### BRIEF
In the text on horse slaughter below, set down word for word the passage between "The topic was" and "Trigger with impunity.", inclusive.

### TEXT SECTION
## Begin

Special today: Funny Cide with fries
When I did more public speaking than I do today, I sometimes would open with the story of the pig with the wooden leg.
The topic was calculated to be just bizarre enough to get the audience’s attention.
It was my way of saying, “Listen up, and I promise I won’t put you to sleep.”
State Sen. Kathy Marchione and Assemblyman Jim Tedisco — she elected on an anti-gay marriage platform last fall and he perhaps best known as champion of tortured cats as described in his 1999 “Buster’s Law” — joined with like-minded interests at a press briefing last week. Together, they endorsed tougher sanctions on horse slaughtering for human consumption and the trucking of the animals across this country to Mexico and other places where you can eat Trigger with impunity.
They use Funny Cide, the 2003 Kentucky Derby and Preakness Stakes winner, as an example of noble horseflesh that shouldn’t be so ignominiously dispatched because, among reasons, the champ was foaled in Saratoga Springs where there have been thoroughbred races for 150 years.
The cause always brings a smile to my lips because it seems so silly.
We can’t get a consensus on gun background checks but we think it’s important to protect people from horsemeat.
I suppose somewhere there are horse rustlers hiding in the woods and smacking their lips as they wait for that delicious stray pony to wander away from the herd and become tomorrow’s barbecue. But it seems implausible and, even if it happened, who cares?
Why not bar pigs and chickens from human consumption? For that matter, why are we eating or not eating any animals? Changes in public attitude are cited as a reason for new legislation. A horse meat plant was developed in New Mexico recently but is idle because federal money for slaughterhouse inspections was left out of the Obama budget. Meanwhile, the governor of Oklahoma just signed a law allowing horses to be butchered (but not eaten) there.

## End

### Recorded data
## Begin

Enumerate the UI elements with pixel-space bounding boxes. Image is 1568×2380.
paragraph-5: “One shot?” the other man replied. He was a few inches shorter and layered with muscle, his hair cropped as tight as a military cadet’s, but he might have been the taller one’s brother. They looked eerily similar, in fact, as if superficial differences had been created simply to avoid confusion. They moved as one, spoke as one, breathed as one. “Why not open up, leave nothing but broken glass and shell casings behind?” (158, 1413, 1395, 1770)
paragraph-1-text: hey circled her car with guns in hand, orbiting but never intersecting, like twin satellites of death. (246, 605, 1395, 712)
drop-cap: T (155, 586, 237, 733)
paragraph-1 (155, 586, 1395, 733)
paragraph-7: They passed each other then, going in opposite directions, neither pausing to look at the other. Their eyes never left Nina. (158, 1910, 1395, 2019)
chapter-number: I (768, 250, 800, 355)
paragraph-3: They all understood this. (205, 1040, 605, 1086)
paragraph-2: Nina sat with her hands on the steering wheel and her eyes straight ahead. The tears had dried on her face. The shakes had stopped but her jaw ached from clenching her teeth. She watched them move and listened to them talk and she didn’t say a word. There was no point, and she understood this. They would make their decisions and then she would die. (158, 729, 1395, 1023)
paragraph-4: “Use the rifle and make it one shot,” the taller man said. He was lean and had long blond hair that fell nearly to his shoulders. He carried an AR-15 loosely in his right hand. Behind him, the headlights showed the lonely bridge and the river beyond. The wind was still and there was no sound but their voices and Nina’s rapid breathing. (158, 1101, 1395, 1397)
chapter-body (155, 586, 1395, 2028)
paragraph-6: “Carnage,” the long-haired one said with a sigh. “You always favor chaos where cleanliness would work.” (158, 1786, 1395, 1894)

## End

### TASK RESULT
The topic was calculated to be just bizarre enough to get the audience’s attention.
It was my way of saying, “Listen up, and I promise I won’t put you to sleep.”
State Sen. Kathy Marchione and Assemblyman Jim Tedisco — she elected on an anti-gay marriage platform last fall and he perhaps best known as champion of tortured cats as described in his 1999 “Buster’s Law” — joined with like-minded interests at a press briefing last week. Together, they endorsed tougher sanctions on horse slaughtering for human consumption and the trucking of the animals across this country to Mexico and other places where you can eat Trigger with impunity.